-- START RECORDS FOR THIS EXERCISE --
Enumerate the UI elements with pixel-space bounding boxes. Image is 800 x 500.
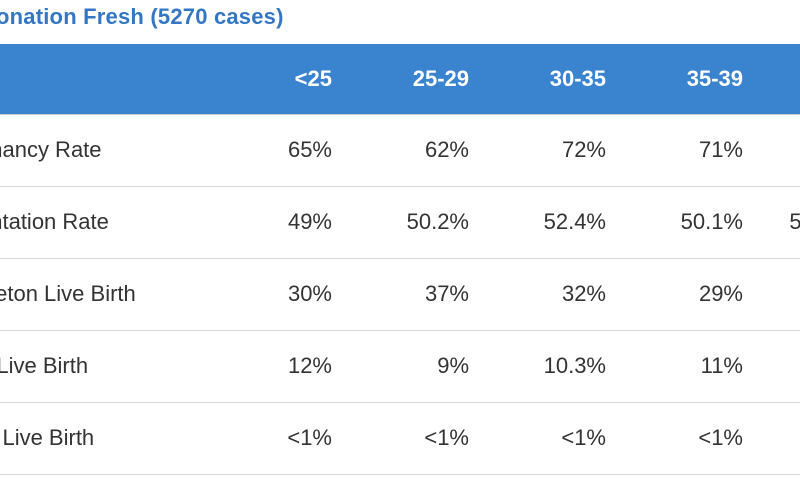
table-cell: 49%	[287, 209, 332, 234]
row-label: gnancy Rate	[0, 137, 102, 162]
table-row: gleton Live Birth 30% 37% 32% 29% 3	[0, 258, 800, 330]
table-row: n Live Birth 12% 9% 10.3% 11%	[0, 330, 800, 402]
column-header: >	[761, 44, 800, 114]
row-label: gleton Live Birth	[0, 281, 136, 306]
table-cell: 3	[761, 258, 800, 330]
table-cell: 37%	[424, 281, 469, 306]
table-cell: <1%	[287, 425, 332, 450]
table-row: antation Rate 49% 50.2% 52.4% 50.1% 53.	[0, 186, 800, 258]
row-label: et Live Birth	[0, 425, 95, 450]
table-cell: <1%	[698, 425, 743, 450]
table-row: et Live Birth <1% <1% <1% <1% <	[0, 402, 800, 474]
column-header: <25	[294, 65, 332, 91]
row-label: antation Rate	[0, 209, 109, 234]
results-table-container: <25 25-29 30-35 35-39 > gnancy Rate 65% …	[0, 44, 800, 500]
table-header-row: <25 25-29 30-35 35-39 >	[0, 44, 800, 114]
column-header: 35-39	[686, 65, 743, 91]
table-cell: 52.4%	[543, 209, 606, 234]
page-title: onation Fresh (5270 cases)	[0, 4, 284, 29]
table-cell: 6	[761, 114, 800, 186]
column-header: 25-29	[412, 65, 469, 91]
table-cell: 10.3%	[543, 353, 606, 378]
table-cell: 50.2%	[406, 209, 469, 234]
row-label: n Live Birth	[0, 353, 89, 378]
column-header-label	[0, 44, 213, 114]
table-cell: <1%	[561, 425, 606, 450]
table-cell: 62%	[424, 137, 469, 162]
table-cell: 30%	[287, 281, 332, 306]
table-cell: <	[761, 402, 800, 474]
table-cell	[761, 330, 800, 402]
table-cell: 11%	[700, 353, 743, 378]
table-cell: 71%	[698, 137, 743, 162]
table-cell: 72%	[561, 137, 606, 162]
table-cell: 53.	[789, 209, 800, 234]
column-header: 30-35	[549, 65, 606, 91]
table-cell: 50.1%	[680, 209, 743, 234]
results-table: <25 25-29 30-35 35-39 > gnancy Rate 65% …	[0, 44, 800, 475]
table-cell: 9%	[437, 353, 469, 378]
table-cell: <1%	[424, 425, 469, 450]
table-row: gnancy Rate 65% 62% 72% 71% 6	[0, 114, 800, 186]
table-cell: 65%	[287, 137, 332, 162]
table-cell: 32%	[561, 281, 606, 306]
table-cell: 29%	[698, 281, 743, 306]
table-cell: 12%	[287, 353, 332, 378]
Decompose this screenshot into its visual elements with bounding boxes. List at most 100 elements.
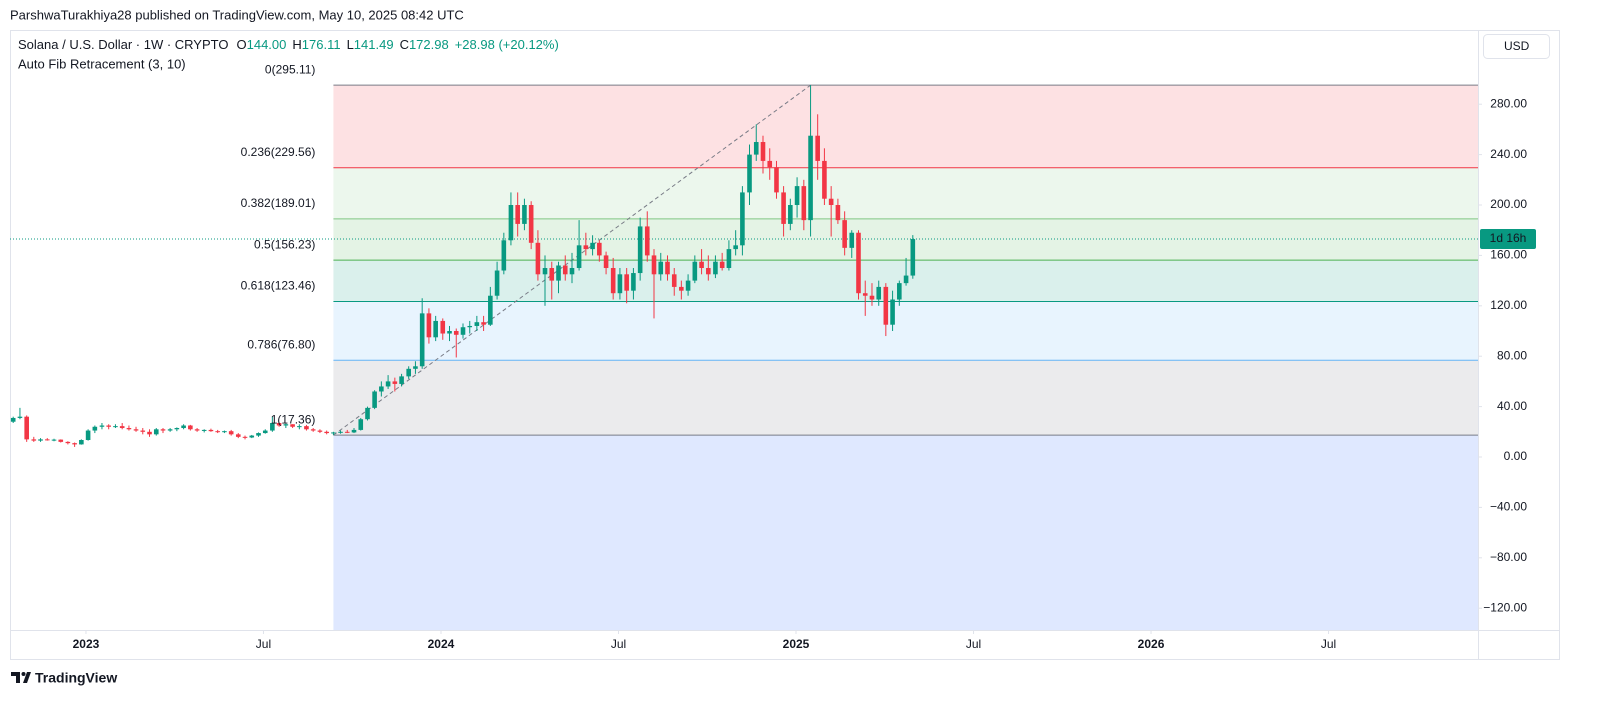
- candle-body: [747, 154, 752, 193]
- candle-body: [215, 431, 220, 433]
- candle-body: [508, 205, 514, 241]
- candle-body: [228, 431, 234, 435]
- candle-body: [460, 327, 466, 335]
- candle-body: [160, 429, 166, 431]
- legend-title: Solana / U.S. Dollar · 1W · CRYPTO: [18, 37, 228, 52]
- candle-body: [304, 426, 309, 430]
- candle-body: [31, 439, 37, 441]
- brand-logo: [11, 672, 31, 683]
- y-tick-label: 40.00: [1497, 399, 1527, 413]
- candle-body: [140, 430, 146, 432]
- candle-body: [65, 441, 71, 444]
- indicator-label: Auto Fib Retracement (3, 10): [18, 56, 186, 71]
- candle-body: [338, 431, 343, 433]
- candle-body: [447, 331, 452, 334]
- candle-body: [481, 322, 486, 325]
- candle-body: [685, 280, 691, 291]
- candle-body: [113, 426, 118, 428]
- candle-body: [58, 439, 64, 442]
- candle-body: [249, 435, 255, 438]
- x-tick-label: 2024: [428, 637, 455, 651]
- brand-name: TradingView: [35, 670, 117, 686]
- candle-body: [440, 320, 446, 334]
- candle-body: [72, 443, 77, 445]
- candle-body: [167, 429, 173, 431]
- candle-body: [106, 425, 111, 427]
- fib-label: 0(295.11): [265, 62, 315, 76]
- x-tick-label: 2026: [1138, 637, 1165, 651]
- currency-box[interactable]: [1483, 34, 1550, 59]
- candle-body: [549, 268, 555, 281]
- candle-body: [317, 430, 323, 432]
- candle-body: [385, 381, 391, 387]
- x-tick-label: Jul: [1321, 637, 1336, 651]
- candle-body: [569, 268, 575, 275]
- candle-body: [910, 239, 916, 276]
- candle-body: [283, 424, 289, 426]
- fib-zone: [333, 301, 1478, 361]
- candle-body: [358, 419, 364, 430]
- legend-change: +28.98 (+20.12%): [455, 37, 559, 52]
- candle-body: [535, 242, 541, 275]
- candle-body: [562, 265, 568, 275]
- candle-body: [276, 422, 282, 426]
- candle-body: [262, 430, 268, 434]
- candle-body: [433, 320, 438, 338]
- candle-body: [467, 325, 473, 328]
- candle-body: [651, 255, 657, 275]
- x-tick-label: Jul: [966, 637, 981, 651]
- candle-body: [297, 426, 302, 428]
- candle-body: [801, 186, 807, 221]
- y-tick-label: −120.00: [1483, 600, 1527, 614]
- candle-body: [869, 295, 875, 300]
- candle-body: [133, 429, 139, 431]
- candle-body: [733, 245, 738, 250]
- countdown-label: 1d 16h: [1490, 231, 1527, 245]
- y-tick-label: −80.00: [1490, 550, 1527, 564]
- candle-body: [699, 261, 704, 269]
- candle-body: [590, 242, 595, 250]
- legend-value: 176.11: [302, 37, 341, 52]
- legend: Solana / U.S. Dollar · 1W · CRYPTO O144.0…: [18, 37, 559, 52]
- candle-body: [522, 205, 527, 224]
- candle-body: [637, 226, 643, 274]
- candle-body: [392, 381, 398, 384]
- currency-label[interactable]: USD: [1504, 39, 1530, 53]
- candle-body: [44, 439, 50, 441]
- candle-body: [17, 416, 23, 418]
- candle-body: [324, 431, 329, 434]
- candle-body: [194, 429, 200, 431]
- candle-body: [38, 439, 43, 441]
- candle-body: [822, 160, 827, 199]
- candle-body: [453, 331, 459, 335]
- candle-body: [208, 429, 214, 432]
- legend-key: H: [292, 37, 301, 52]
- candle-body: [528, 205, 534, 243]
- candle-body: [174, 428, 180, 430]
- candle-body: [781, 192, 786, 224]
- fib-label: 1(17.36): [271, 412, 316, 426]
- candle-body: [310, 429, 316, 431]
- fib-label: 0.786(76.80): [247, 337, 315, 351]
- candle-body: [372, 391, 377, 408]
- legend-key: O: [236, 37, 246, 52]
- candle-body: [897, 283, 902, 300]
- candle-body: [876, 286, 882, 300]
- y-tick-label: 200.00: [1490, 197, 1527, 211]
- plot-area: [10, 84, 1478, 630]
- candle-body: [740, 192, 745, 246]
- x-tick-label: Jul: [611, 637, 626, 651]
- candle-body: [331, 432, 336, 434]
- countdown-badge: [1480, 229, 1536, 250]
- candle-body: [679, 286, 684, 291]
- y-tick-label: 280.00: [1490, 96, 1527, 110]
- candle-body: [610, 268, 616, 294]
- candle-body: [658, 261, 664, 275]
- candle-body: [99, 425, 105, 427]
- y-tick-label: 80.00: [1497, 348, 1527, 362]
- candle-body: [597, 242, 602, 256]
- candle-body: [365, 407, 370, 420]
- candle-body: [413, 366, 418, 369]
-- END RECORDS FOR THIS EXERCISE --
-- START RECORDS FOR THIS EXERCISE --
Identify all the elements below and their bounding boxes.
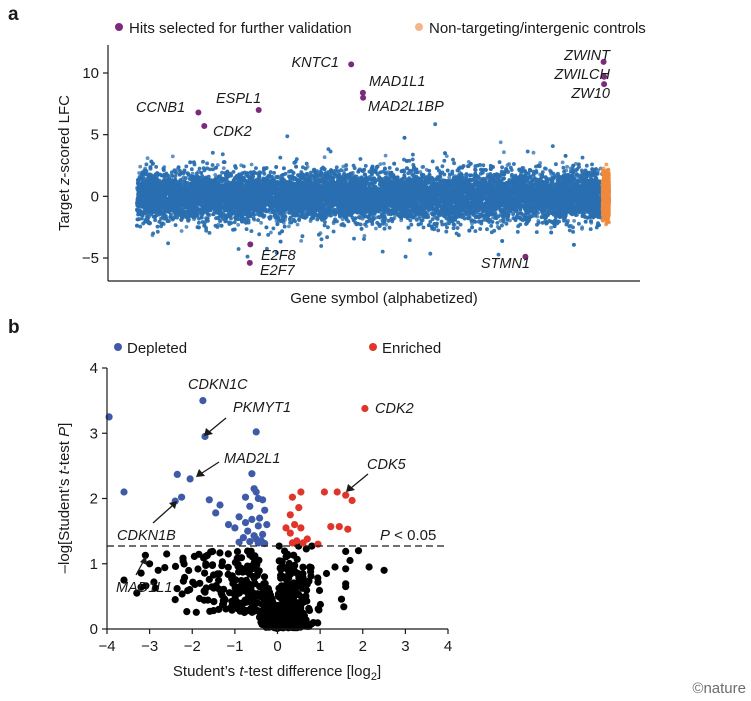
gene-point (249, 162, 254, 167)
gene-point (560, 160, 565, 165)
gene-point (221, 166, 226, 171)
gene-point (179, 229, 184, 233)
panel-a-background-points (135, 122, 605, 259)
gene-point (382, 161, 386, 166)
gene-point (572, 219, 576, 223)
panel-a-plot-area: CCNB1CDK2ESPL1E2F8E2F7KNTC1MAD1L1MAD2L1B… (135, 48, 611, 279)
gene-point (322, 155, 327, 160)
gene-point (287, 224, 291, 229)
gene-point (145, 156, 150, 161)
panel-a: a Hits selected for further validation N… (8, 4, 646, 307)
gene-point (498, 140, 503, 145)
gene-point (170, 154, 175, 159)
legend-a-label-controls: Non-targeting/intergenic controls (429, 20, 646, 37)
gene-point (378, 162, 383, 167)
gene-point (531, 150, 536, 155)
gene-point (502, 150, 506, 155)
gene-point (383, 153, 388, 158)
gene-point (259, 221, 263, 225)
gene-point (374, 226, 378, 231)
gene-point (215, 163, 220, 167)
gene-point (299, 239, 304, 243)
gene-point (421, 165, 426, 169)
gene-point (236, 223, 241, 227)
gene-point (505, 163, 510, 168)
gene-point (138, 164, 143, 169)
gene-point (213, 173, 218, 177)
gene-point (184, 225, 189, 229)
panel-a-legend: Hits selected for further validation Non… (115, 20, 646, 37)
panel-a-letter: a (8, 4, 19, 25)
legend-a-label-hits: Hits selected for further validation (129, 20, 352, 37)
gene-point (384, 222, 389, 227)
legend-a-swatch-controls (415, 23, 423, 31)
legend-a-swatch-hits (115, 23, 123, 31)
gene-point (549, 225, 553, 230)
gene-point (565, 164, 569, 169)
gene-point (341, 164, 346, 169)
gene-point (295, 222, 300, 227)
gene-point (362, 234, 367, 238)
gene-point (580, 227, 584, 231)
-- END RECORDS FOR THIS EXERCISE --
SHORT PROBLEM:
Put the stretch from the line containing "209, 332, 234]" through the line containing "65, 332, 91]" into a numbered list, leaving out any blank lines.

OUTPUT FOR THIS EXERCISE:
1. table-cell: 49%	[287, 209, 332, 234]
2. row-label: gnancy Rate	[0, 137, 102, 162]
3. table-row: gleton Live Birth 30% 37% 32% 29% 3	[0, 258, 800, 330]
4. table-row: n Live Birth 12% 9% 10.3% 11%	[0, 330, 800, 402]
5. column-header: >	[761, 44, 800, 114]
6. row-label: gleton Live Birth	[0, 281, 136, 306]
7. table-cell: 3	[761, 258, 800, 330]
8. table-cell: 37%	[424, 281, 469, 306]
9. table-cell: <1%	[287, 425, 332, 450]
10. table-row: antation Rate 49% 50.2% 52.4% 50.1% 53.	[0, 186, 800, 258]
11. row-label: et Live Birth	[0, 425, 95, 450]
12. table-cell: <1%	[698, 425, 743, 450]
13. table-row: et Live Birth <1% <1% <1% <1% <	[0, 402, 800, 474]
14. column-header: <25	[294, 65, 332, 91]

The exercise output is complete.